- [Fragmento seleccionado]

==============================

Máximo: Todas esas vanas imaginaciones que nos vendes no te servirán de mucho. Sacrifica cuanto antes a los dioses o eres perdido sin remedio.
Andrónico: Yo no soy hombre de dos palabras: lo que una vez he dicho, lo diré siempre: ¿soy yo acaso algún niño, a quien se halaga o a quien se intimida como se quiere?
Máximo: No creas que yo quiera cederte la victoria.
Andrónico: Ni pienses tú , que yo te permita la menor ventaja.
Máximo: No se quedará sin castigo el desprecio que haces de mi poder.
Andrónico: No triunfarás tú de mí tan fácilmente como imaginas.
Máximo: No se ha de decir que mi tribunal depende de ti.
Andrónico: Ni tampoco se dirá que Jesucristo depende de tu tribunal.
Máximo: Que me tengan prontos para la primera sesión nuevos tormentos.

Tercer Interrogatorio. En Anazarbo de Cilicia.
 
Máximo: Confiesa la verdad, Taraco, ¿No es cierto que las cadenas, los azotes, y los demás tormentos no te parecen ya tan dignos de desprecio? Toma pues mi consejo, renuncia tu impiedad de la cual no has sacado hasta aquí alguna utilidad, y sacrifica a los dioses, que son dueños de la naturaleza y de la fortuna.
Taraco: Jamás me persuadiréis que el mundo sea gobernado por dioses que están condenados a unos tormentos eternos. ¿Había yo de ofrecerles sacrificios para ser eternamente abrasado con ellos?
Máximo: No dejarás de blasfemar, ¡oh el mas malvado de los hombres!, ¿o te imaginas que después de haberme irritado con tus insolentes discursos te he de dejar solo con hacerte perder la cabeza?
Taraco: Pluguiera a Dios: no desmayaría yo por mucho tiempo, que el combate sé acabaría bien presto. No obstante, haced lo que gustéis, que cuanto más largo y penoso sea, más rica y brillante será la corona de gloria que se ha de dar en premio.
Máximo: Eso es lo que según todas las leyes, los fascinerosos como tú deben aguardar.
Taraco: Lo que ahora decís es contra la justicia y la razón: verdad es que las leyes condenan a muerte a los que han cometido algún delito, pero los cristianos que son inocentes y que únicamente sufren por la causa de Dios, tan lejos está de que las leyes los juzguen dignos de muerte, que al contrario, hacen que esperen recibir una recompensa infinitamente gloriosa.
Máximo: ¿Qué recompensa pueden aguardar unos impíos que mueren en su impiedad y en su malicia?
Taraco: No os toca a vosotros el informaros de qué manera recompensa Dios a sus siervos en el Cielo: estas cosas exceden vuestra inteligencia, y no sois dignos de ser instruidos en ellas; pero nosotros, que tenemos la dicha de serlo, sufrimos con alegría todos cuantos esfuerzos emplea contra nosotros vuestra rabia cruel.
Máximo: No siendo tú más que un miserable desertor, ¿cómo tienes aliento a hablarme como si fueses mi igual?

==============================

- [Entradas de datos]
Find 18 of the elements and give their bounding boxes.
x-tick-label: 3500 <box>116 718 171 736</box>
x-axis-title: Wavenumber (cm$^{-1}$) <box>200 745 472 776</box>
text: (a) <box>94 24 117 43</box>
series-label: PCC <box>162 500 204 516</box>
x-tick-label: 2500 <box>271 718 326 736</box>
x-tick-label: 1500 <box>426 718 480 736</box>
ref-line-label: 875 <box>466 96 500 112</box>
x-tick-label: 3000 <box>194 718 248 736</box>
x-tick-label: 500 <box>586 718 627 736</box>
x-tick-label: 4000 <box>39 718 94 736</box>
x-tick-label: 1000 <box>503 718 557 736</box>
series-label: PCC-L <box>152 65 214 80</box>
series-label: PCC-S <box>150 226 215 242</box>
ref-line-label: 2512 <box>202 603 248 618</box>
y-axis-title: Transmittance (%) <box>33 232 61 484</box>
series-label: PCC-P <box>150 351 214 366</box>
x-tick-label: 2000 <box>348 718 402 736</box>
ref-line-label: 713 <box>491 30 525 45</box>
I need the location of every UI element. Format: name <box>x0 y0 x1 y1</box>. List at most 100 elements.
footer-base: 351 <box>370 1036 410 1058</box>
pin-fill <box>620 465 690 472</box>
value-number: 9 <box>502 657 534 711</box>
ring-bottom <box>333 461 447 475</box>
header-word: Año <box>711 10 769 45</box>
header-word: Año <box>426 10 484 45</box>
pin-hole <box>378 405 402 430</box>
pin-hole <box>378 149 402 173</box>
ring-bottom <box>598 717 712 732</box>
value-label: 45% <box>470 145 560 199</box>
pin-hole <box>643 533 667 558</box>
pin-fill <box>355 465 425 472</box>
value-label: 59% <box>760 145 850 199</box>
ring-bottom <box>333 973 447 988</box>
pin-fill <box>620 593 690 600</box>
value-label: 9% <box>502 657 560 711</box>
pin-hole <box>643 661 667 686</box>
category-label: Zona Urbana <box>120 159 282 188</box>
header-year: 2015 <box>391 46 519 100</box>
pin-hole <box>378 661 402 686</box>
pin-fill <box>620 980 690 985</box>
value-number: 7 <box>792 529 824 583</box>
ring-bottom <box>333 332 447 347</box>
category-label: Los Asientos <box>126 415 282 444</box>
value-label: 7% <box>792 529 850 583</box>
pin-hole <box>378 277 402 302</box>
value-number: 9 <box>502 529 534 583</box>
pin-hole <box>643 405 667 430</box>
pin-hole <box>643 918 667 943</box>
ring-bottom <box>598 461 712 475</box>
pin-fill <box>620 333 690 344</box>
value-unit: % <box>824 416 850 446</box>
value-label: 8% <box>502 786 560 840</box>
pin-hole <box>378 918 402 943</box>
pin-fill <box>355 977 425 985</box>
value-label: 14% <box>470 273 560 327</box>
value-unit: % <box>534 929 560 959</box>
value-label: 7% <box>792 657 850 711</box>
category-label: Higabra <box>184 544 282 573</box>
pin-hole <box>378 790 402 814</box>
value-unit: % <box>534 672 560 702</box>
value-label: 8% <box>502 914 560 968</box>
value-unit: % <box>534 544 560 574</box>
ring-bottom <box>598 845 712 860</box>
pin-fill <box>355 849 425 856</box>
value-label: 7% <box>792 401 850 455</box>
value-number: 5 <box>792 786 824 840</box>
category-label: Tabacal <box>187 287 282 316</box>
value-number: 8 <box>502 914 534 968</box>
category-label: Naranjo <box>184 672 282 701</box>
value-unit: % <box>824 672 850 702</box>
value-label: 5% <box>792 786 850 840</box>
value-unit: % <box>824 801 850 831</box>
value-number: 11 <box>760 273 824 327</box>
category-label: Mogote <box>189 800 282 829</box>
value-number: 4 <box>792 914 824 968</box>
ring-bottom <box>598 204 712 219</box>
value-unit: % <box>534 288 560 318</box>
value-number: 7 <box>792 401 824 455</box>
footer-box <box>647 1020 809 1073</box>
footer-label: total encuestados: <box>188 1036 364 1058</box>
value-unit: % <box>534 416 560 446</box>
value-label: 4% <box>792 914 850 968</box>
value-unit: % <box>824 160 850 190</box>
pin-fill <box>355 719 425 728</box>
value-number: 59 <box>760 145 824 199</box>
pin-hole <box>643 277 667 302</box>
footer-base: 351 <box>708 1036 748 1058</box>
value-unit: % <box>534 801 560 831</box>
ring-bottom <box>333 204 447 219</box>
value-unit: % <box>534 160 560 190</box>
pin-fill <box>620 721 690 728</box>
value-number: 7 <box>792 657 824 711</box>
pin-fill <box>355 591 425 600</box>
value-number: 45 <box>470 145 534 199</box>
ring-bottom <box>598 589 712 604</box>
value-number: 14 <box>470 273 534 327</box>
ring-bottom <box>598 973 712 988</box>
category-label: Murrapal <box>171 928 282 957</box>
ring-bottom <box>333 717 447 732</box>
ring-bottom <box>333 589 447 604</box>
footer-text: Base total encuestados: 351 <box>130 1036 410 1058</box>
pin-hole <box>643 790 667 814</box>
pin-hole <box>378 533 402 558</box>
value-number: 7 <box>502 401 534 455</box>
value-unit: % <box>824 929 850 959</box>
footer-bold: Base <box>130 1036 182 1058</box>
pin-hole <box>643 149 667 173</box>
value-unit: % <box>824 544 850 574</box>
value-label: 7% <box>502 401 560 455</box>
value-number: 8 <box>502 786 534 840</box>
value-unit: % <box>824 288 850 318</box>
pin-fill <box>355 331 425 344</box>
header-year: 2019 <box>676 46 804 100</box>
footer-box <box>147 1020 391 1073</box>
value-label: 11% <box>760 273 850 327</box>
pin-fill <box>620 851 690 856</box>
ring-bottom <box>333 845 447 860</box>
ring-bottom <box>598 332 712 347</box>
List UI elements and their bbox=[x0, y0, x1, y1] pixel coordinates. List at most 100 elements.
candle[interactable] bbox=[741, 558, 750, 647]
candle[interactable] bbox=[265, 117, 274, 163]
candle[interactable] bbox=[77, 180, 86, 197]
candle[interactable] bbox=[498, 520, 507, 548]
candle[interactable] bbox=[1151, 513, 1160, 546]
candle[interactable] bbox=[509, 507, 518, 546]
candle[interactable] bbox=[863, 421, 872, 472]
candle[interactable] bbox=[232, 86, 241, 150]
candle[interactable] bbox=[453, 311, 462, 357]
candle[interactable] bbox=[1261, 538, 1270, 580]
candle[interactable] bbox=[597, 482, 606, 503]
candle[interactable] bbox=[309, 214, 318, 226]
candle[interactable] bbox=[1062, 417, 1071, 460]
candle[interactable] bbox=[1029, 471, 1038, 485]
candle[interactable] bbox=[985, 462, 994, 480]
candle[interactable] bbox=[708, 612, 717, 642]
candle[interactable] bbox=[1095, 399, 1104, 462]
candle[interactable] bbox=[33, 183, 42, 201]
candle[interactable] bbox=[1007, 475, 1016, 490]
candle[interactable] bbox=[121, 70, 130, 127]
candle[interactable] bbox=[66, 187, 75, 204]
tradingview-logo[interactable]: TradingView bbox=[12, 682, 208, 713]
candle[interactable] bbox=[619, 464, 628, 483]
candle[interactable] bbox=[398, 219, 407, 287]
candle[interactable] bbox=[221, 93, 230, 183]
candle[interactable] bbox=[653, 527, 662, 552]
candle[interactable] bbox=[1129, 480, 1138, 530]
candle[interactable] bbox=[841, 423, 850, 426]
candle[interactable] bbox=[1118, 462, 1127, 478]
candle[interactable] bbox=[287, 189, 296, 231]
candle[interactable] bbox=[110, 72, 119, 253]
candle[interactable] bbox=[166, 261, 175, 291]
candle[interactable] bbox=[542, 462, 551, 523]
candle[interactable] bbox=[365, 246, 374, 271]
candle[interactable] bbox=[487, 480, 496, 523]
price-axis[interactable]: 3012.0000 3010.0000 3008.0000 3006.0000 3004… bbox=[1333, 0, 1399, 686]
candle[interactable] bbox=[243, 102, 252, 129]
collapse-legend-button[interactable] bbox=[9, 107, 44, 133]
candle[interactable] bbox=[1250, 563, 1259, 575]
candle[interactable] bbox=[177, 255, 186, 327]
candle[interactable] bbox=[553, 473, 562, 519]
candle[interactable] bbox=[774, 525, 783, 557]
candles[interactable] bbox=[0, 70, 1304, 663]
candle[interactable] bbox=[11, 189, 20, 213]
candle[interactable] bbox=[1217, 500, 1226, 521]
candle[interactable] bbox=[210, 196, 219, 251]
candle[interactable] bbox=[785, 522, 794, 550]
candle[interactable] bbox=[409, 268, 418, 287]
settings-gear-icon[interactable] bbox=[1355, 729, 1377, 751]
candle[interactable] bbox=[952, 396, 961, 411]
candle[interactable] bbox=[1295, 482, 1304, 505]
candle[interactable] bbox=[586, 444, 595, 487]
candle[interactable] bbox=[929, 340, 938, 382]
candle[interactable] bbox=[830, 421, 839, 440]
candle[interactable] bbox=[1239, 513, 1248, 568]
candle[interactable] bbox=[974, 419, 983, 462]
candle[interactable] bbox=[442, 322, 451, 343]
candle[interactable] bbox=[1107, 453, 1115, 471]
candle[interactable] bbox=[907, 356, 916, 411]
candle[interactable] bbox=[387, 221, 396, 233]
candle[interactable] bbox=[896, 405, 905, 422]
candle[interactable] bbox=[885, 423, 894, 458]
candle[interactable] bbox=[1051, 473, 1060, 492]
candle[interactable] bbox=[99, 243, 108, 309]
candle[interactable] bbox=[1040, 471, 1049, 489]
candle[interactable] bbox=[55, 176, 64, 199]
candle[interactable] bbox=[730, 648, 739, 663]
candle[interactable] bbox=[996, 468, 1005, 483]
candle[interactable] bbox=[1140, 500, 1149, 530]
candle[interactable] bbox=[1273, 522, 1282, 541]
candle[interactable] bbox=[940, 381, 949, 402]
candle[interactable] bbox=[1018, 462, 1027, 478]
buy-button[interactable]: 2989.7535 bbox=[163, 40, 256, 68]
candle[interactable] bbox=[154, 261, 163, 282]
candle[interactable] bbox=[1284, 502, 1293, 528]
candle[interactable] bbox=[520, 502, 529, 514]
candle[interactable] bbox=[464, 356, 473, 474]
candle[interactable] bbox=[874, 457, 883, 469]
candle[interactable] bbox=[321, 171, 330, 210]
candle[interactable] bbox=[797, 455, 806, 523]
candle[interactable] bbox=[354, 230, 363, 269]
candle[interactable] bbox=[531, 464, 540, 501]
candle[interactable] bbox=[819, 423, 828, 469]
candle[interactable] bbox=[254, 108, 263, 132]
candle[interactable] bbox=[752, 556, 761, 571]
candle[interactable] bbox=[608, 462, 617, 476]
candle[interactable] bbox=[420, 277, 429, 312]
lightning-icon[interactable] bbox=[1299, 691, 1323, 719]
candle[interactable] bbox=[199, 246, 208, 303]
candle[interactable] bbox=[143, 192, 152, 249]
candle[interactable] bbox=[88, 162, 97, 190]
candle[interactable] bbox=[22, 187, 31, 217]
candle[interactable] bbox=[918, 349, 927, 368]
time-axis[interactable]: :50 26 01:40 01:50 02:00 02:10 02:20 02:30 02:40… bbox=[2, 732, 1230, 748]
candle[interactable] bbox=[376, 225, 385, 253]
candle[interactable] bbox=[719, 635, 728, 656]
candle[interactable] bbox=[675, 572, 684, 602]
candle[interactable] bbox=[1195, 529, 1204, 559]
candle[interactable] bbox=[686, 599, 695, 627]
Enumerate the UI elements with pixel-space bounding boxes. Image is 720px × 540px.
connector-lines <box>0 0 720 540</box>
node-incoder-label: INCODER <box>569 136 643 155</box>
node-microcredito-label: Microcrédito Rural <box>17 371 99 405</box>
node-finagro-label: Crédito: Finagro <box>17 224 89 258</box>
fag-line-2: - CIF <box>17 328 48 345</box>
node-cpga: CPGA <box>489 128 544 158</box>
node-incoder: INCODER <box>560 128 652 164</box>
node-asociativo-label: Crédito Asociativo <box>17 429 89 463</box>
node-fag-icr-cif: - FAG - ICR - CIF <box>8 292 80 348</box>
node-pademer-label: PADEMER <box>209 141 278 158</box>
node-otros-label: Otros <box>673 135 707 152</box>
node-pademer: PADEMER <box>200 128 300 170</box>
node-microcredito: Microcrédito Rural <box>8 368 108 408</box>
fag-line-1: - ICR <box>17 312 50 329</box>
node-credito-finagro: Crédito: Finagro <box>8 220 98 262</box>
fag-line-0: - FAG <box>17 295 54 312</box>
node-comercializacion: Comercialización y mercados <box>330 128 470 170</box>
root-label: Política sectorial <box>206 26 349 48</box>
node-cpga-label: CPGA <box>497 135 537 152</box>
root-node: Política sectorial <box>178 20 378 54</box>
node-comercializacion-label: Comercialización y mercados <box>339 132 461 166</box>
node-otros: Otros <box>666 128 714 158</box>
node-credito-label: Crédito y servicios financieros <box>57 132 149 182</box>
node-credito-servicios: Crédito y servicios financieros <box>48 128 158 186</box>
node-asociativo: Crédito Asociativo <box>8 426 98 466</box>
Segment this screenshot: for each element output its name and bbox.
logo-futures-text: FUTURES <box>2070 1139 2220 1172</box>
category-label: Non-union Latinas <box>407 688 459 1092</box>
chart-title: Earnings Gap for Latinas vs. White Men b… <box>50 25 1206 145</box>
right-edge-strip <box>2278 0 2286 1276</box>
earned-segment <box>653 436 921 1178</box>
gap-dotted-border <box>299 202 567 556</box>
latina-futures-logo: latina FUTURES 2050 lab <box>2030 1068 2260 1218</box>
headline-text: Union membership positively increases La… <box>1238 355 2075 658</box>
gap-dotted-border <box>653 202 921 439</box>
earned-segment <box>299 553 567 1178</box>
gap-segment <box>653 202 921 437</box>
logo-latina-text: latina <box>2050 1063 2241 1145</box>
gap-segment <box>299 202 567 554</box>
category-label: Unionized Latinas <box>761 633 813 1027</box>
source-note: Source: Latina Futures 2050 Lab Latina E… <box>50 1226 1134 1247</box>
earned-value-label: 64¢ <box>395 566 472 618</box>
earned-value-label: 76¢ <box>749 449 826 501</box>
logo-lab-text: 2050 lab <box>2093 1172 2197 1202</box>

==============================

- [Ejercicios]
1. Responde según el fragmento:
(a) ¿Qué manda Máximo que le tengan prontos para la primera sesión?
(b) ¿En qué lugar se sitúa el tercer interrogatorio?
(c) Según el consejo de Máximo a Taraco, ¿de qué son dueños los dioses?
2. Transcribe del fragmento el tramo que va desde "Taraco: Lo que" hasta "en su malicia?".

- [Respuestas del ejercicio]
1.
(a) Nuevos tormentos.
(b) En Anazarbo de Cilicia.
(c) De la naturaleza y de la fortuna.

2.
Taraco: Lo que ahora decís es contra la justicia y la razón: verdad es que las leyes condenan a muerte a los que han cometido algún delito, pero los cristianos que son inocentes y que únicamente sufren por la causa de Dios, tan lejos está de que las leyes los juzguen dignos de muerte, que al contrario, hacen que esperen recibir una recompensa infinitamente gloriosa.
Máximo: ¿Qué recompensa pueden aguardar unos impíos que mueren en su impiedad y en su malicia?